Extract, verbatim, all lines starting at the one containing "What text is on this page?" and ending with the final line of the listing, and no others.

## begin

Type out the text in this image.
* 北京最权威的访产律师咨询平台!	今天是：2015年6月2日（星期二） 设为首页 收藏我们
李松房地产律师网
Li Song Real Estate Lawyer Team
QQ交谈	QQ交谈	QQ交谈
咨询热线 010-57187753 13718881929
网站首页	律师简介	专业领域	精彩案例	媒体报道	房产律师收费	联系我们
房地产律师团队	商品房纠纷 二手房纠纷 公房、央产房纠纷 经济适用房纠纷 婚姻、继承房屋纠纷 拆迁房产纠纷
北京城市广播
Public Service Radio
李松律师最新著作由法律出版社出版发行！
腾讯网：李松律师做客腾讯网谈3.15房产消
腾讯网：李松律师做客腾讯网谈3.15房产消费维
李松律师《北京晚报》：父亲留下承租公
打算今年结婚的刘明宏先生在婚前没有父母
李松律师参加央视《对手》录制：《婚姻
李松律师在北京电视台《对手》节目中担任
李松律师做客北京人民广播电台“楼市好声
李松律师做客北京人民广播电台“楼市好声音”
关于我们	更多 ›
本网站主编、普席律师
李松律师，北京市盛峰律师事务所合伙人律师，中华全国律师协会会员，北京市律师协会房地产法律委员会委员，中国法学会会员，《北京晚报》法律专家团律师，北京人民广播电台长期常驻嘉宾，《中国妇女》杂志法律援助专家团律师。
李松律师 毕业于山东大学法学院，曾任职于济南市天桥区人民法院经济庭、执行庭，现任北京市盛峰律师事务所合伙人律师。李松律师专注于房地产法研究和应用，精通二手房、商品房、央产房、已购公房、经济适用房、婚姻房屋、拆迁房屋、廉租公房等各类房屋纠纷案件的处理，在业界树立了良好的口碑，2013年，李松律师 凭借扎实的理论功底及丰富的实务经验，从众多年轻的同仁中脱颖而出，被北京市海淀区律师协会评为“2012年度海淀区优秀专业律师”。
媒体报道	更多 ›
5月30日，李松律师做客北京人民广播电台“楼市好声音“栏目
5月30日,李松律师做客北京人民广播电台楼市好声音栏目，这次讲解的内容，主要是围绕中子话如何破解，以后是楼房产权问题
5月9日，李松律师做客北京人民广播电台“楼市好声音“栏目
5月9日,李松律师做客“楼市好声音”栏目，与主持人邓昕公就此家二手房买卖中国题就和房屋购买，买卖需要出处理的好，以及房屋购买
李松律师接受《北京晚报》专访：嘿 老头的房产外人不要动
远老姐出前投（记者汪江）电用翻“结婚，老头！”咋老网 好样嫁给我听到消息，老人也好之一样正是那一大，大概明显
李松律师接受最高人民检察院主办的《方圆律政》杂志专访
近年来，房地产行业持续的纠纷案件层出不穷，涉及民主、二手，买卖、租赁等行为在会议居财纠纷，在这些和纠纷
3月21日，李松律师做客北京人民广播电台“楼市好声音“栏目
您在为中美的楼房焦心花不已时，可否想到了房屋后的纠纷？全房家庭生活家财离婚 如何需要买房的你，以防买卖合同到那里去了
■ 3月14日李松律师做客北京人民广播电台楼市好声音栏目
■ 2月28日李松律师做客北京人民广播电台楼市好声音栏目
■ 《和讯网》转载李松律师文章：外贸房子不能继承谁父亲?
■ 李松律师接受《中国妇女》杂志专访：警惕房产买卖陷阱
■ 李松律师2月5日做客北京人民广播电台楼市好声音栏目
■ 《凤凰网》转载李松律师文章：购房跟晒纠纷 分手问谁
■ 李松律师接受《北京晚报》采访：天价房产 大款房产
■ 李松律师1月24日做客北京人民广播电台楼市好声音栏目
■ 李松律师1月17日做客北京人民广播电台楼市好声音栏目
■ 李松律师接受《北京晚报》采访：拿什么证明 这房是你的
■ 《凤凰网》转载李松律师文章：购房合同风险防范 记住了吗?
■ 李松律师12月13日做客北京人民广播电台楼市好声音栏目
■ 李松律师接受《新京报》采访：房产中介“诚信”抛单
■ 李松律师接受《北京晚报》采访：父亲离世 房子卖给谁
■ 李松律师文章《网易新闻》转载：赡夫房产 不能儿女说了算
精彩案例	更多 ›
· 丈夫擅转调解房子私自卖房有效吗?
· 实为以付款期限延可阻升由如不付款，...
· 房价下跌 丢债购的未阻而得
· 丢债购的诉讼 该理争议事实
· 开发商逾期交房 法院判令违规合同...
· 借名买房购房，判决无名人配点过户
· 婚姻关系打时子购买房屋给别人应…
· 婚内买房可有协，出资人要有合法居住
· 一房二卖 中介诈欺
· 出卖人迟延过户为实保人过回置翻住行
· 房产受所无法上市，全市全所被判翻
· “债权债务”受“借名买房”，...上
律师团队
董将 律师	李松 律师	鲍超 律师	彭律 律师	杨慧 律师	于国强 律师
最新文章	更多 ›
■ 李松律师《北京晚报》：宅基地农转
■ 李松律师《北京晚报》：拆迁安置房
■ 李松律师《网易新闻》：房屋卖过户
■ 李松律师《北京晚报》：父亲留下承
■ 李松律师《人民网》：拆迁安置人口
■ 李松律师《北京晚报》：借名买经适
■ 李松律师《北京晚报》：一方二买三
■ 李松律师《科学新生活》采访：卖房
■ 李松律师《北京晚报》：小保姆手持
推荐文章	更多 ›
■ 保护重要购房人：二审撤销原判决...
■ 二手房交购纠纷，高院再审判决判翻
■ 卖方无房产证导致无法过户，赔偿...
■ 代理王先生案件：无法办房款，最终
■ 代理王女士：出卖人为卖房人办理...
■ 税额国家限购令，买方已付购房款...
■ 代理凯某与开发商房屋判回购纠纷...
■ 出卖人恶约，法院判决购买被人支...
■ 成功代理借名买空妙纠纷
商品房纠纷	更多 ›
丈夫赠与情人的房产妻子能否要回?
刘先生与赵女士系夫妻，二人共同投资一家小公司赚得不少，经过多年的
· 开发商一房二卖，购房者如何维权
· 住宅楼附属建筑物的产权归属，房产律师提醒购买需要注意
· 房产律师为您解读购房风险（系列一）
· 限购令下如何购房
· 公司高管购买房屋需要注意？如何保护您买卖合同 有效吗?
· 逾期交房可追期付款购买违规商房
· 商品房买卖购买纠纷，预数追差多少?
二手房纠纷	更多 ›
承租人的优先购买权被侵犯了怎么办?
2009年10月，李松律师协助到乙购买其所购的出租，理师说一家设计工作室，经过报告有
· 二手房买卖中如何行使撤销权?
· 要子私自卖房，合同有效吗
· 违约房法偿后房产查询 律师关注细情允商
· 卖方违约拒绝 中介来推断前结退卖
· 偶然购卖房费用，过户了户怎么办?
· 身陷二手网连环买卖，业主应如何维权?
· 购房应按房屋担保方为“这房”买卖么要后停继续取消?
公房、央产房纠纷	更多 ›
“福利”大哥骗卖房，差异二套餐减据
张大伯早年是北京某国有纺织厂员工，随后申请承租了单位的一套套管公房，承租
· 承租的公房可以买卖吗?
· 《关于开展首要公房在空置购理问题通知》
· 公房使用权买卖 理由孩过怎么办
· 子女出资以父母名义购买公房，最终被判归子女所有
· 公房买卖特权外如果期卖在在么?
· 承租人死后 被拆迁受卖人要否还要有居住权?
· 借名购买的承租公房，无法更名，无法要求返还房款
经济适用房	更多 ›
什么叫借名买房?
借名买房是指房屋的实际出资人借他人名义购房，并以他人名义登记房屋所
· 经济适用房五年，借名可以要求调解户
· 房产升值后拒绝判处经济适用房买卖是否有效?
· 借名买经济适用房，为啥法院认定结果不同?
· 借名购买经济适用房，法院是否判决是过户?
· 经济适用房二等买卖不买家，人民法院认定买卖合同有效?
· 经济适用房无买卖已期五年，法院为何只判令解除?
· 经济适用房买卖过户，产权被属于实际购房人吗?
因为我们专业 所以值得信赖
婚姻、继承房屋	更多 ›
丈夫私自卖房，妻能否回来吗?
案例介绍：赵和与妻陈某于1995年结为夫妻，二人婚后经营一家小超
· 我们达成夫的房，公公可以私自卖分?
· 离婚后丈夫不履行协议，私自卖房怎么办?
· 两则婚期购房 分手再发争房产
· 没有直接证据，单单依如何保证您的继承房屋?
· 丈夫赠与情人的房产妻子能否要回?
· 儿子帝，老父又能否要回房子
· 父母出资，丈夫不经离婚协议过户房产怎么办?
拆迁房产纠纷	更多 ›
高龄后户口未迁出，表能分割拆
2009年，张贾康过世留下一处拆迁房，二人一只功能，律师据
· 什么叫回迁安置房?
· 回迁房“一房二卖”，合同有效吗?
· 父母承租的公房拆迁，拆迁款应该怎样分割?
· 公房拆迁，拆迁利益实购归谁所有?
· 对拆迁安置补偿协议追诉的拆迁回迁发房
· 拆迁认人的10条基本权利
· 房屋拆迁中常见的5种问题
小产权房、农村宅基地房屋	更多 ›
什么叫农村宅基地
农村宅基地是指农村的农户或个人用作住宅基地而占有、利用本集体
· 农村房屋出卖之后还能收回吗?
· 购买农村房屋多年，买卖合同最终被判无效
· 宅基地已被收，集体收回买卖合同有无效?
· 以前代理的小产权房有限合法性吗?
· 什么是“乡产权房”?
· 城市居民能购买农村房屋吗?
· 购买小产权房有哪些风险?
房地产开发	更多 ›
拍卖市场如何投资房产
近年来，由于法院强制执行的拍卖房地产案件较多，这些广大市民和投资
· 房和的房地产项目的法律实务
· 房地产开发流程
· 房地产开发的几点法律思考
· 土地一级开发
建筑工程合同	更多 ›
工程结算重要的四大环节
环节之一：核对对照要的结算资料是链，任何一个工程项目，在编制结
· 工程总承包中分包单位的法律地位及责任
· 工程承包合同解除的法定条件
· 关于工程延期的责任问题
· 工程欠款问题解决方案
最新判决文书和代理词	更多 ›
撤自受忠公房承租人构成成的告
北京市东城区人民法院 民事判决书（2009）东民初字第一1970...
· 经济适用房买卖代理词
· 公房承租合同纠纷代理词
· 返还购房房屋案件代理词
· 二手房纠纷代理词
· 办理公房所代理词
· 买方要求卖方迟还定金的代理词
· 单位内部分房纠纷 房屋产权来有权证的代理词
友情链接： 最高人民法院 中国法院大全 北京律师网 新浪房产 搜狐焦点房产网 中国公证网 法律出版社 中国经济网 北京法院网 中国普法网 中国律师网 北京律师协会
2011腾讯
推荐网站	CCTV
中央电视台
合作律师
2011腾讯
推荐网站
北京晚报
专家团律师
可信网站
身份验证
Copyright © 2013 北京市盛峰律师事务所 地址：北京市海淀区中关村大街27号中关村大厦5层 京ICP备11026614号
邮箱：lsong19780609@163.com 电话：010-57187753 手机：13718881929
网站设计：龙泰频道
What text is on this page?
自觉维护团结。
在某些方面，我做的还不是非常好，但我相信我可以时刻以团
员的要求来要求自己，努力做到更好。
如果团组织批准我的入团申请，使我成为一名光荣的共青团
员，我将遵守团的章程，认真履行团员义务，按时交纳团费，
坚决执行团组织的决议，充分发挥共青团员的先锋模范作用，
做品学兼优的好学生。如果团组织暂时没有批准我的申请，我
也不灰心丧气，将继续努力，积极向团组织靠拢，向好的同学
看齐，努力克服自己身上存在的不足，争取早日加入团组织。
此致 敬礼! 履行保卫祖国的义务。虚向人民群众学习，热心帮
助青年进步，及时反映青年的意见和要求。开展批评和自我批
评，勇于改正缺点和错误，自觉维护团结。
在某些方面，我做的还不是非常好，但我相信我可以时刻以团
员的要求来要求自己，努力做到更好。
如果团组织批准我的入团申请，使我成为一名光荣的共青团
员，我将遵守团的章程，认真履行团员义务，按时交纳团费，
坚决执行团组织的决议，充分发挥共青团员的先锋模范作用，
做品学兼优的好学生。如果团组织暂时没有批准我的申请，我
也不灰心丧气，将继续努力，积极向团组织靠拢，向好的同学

## end

**Exercise answer:**
What text is on this page?
自觉维护团结。
在某些方面，我做的还不是非常好，但我相信我可以时刻以团
员的要求来要求自己，努力做到更好。
如果团组织批准我的入团申请，使我成为一名光荣的共青团
员，我将遵守团的章程，认真履行团员义务，按时交纳团费，
坚决执行团组织的决议，充分发挥共青团员的先锋模范作用，
做品学兼优的好学生。如果团组织暂时没有批准我的申请，我
也不灰心丧气，将继续努力，积极向团组织靠拢，向好的同学
看齐，努力克服自己身上存在的不足，争取早日加入团组织。
此致 敬礼! 履行保卫祖国的义务。虚向人民群众学习，热心帮
助青年进步，及时反映青年的意见和要求。开展批评和自我批
评，勇于改正缺点和错误，自觉维护团结。
在某些方面，我做的还不是非常好，但我相信我可以时刻以团
员的要求来要求自己，努力做到更好。
如果团组织批准我的入团申请，使我成为一名光荣的共青团
员，我将遵守团的章程，认真履行团员义务，按时交纳团费，
坚决执行团组织的决议，充分发挥共青团员的先锋模范作用，
做品学兼优的好学生。如果团组织暂时没有批准我的申请，我
也不灰心丧气，将继续努力，积极向团组织靠拢，向好的同学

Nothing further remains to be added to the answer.